╭─ 抜粋本文

横浜スタジアムは外野フェンス沿いに設置された幅1.92m、長さ76.8mのリボンビジョンに、ベイスターズの選手が三振を取ったときと、ヒットを打ったときに流れる動画にスポンサーを付けている。

昨シーズンは三振はJRAがスポンサードしたため、馬がレフト側からライト側を駆け抜ける動画プラスその日に獲得した三振の累計数も表示された。

この場所は2019年シーズンは三振、ヒットともにJR東日本がスポンサードし、三振のときは東北、上越、長野の3種類の新幹線の車両が連なって駆け抜ける動画、ヒットのときは臨時快速列車・伊豆クレイル(2020年3月運行終了)の車両が駆け抜ける動画だった。

PayPayドームでは昨シーズン、福岡県民のソウルフード・棒ラーメンの製造元であるマルタイが、両翼に設置されているポールをスポンサード。ポール直撃の本塁打を打ったホークスの選手に、1年分360食の棒ラーメンを贈呈する企画を打ち出したところ、5月5日に中村晃選手がポール直撃1号弾を放ち、1年分の棒ラーメンを獲得した。

ベルーナドームでも13年ぶりにポールへの広告掲出が復活し、音響機器メーカーのプリモがスポンサード。ライオンズの選手がポール直撃の本塁打を打つと、ヒーローインタビューで使われるプリモ製の高性能マイクまたはゲーム用のヘッドホンを、抽選でファンに進呈する企画を打ち出した。ちなみにプリモはZOZOマリンではリクエスト画像をスポンサードしている。

╰─
╭─ 抽出データ

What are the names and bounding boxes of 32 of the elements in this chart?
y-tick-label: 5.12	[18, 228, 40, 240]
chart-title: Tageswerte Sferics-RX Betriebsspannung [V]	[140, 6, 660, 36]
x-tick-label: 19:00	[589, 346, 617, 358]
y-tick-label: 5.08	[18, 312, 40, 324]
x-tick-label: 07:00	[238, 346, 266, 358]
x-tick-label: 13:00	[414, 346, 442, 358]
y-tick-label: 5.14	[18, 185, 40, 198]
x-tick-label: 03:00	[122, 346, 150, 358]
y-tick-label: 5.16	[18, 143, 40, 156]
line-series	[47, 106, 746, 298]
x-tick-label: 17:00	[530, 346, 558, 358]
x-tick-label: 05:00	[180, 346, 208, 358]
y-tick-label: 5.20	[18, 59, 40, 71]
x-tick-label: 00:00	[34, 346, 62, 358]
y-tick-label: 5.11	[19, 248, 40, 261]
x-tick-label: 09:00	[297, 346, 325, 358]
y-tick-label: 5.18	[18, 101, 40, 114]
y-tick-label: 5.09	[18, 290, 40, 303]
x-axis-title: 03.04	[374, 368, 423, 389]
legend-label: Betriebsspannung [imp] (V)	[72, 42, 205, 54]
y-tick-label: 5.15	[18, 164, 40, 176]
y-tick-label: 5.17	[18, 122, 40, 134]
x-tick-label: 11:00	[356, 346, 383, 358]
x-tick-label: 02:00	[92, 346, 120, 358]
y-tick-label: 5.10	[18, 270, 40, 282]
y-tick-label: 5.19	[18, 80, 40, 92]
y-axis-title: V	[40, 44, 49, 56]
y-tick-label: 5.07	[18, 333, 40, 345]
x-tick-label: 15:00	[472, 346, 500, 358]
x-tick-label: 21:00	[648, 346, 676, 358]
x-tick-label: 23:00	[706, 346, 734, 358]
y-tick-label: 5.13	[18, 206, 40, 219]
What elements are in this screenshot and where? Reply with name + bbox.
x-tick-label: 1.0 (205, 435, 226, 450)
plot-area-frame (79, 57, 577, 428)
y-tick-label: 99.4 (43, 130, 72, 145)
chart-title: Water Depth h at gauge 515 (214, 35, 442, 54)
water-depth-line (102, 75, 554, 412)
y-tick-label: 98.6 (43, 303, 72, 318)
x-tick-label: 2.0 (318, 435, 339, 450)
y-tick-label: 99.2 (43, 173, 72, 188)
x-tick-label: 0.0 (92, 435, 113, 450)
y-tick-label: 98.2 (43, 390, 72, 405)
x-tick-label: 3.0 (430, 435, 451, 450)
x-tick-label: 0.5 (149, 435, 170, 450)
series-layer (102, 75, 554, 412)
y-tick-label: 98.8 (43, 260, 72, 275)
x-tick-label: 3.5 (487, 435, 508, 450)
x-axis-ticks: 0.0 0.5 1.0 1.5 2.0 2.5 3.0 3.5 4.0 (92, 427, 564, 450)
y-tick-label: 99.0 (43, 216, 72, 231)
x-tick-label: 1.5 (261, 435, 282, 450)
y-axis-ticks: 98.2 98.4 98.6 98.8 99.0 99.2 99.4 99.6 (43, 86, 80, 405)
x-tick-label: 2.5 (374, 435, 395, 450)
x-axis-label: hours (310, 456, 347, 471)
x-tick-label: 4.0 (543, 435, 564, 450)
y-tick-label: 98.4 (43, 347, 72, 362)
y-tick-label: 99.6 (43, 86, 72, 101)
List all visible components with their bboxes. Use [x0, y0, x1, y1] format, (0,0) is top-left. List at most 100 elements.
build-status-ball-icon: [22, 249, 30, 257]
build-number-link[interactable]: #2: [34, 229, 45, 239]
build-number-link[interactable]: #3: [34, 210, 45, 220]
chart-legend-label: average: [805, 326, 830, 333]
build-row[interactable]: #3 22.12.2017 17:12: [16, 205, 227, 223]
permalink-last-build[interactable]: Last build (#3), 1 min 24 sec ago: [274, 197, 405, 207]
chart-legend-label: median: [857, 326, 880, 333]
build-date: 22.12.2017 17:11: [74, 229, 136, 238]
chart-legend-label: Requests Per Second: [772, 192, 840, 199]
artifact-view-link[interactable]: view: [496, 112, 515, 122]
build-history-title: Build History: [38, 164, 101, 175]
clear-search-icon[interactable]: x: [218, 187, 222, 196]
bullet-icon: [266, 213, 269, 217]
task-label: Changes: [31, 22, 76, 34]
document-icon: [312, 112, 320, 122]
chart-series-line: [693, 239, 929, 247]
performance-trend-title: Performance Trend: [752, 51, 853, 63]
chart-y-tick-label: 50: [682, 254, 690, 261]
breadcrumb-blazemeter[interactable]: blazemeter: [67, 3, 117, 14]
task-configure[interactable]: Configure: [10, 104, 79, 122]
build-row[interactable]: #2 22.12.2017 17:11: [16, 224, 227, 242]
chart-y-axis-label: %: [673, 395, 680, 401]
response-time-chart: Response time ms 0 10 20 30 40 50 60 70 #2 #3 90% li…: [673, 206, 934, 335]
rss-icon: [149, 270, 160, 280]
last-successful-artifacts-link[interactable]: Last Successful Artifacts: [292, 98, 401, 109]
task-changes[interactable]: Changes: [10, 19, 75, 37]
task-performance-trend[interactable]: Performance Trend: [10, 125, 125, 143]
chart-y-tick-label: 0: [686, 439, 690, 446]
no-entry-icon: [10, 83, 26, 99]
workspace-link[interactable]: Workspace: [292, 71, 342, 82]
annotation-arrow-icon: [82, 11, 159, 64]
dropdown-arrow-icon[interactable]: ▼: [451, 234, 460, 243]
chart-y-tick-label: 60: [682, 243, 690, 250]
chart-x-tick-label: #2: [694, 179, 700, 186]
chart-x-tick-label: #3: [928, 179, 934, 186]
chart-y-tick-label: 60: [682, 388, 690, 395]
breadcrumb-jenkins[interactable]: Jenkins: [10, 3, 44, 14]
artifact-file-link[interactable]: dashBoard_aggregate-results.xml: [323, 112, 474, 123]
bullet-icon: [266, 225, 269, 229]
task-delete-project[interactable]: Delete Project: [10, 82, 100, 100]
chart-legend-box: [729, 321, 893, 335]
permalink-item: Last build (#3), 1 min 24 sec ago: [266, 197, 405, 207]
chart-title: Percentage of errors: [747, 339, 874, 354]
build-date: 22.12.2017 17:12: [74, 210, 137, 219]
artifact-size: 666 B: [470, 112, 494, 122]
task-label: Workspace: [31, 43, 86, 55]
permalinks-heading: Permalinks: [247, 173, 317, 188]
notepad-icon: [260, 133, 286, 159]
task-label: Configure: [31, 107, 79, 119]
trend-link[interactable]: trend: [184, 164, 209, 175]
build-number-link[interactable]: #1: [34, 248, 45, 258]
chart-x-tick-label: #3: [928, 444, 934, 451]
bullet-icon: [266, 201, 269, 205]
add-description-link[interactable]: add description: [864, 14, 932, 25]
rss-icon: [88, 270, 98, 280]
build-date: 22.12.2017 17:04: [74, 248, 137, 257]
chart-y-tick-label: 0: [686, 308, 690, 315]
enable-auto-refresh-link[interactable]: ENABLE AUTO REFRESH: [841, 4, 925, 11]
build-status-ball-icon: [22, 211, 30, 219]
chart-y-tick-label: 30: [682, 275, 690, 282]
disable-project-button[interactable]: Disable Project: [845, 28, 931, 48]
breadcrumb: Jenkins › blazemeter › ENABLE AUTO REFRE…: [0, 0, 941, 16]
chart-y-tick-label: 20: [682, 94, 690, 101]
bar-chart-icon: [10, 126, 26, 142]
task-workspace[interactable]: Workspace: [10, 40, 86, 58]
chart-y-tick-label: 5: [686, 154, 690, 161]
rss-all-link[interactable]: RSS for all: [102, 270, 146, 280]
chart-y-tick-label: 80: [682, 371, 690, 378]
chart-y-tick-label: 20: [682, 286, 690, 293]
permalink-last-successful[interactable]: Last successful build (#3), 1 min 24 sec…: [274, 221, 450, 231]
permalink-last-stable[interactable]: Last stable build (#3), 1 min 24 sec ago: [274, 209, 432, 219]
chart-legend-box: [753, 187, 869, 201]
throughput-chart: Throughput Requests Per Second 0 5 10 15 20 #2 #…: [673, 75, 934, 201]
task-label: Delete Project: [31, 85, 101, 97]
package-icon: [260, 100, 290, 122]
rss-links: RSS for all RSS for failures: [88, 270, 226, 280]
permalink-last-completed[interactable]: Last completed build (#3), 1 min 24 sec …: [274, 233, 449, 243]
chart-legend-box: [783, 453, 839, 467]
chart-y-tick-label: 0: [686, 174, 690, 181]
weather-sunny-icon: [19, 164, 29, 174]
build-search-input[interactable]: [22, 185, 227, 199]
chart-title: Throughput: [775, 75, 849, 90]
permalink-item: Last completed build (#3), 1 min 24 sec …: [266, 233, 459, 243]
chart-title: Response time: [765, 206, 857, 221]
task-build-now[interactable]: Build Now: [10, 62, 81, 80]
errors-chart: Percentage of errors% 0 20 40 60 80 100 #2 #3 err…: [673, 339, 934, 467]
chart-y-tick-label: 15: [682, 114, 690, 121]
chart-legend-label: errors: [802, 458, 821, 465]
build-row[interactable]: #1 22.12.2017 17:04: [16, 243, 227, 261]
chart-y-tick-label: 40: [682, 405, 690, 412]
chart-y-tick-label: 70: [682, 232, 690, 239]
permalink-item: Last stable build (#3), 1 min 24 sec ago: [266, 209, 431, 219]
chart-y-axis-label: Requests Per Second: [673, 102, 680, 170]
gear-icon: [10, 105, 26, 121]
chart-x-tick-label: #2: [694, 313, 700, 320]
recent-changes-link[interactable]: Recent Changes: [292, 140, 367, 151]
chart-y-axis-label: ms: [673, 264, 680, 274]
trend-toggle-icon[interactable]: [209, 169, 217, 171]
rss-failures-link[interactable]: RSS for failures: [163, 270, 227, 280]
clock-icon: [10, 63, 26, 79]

╰─

作業内容
[1] 抜粋本文のうち「PayPayドームでは昨シーズン」で始まる段落を、主な事実を残して箇条書きに縮めよ。
[2] 記録の先頭から「What elements are」を含む行までの部分だけを、1行を1つの文字列とするJSONリストに書き換えてください。空行は除き、両端の行は含める。

課題ごとの出力
[1]
- 昨シーズン、PayPayドームでは、福岡県民のソウルフードである棒ラーメンの製造元マルタイが両翼のポールをスポンサードした。
- ポール直撃の本塁打を打ったホークスの選手に、1年分360食の棒ラーメンを贈る企画を打ち出した。
- 5月5日に中村晃選手がポール直撃1号弾を放ち、1年分の棒ラーメンを獲得した。

[2]
[
  "What are the names and bounding boxes of 32 of the elements in this chart?",
  "y-tick-label: 5.12\t[18, 228, 40, 240]",
  "chart-title: Tageswerte Sferics-RX Betriebsspannung [V]\t[140, 6, 660, 36]",
  "x-tick-label: 19:00\t[589, 346, 617, 358]",
  "y-tick-label: 5.08\t[18, 312, 40, 324]",
  "x-tick-label: 07:00\t[238, 346, 266, 358]",
  "x-tick-label: 13:00\t[414, 346, 442, 358]",
  "y-tick-label: 5.14\t[18, 185, 40, 198]",
  "x-tick-label: 03:00\t[122, 346, 150, 358]",
  "y-tick-label: 5.16\t[18, 143, 40, 156]",
  "line-series\t[47, 106, 746, 298]",
  "x-tick-label: 17:00\t[530, 346, 558, 358]",
  "x-tick-label: 05:00\t[180, 346, 208, 358]",
  "y-tick-label: 5.20\t[18, 59, 40, 71]",
  "x-tick-label: 00:00\t[34, 346, 62, 358]",
  "y-tick-label: 5.11\t[19, 248, 40, 261]",
  "x-tick-label: 09:00\t[297, 346, 325, 358]",
  "y-tick-label: 5.18\t[18, 101, 40, 114]",
  "y-tick-label: 5.09\t[18, 290, 40, 303]",
  "x-axis-title: 03.04\t[374, 368, 423, 389]",
  "legend-label: Betriebsspannung [imp] (V)\t[72, 42, 205, 54]",
  "y-tick-label: 5.15\t[18, 164, 40, 176]",
  "y-tick-label: 5.17\t[18, 122, 40, 134]",
  "x-tick-label: 11:00\t[356, 346, 383, 358]",
  "x-tick-label: 02:00\t[92, 346, 120, 358]",
  "y-tick-label: 5.10\t[18, 270, 40, 282]",
  "y-tick-label: 5.19\t[18, 80, 40, 92]",
  "y-axis-title: V\t[40, 44, 49, 56]",
  "y-tick-label: 5.07\t[18, 333, 40, 345]",
  "x-tick-label: 15:00\t[472, 346, 500, 358]",
  "x-tick-label: 21:00\t[648, 346, 676, 358]",
  "x-tick-label: 23:00\t[706, 346, 734, 358]",
  "y-tick-label: 5.13\t[18, 206, 40, 219]",
  "What elements are in this screenshot and where? Reply with name + bbox."
]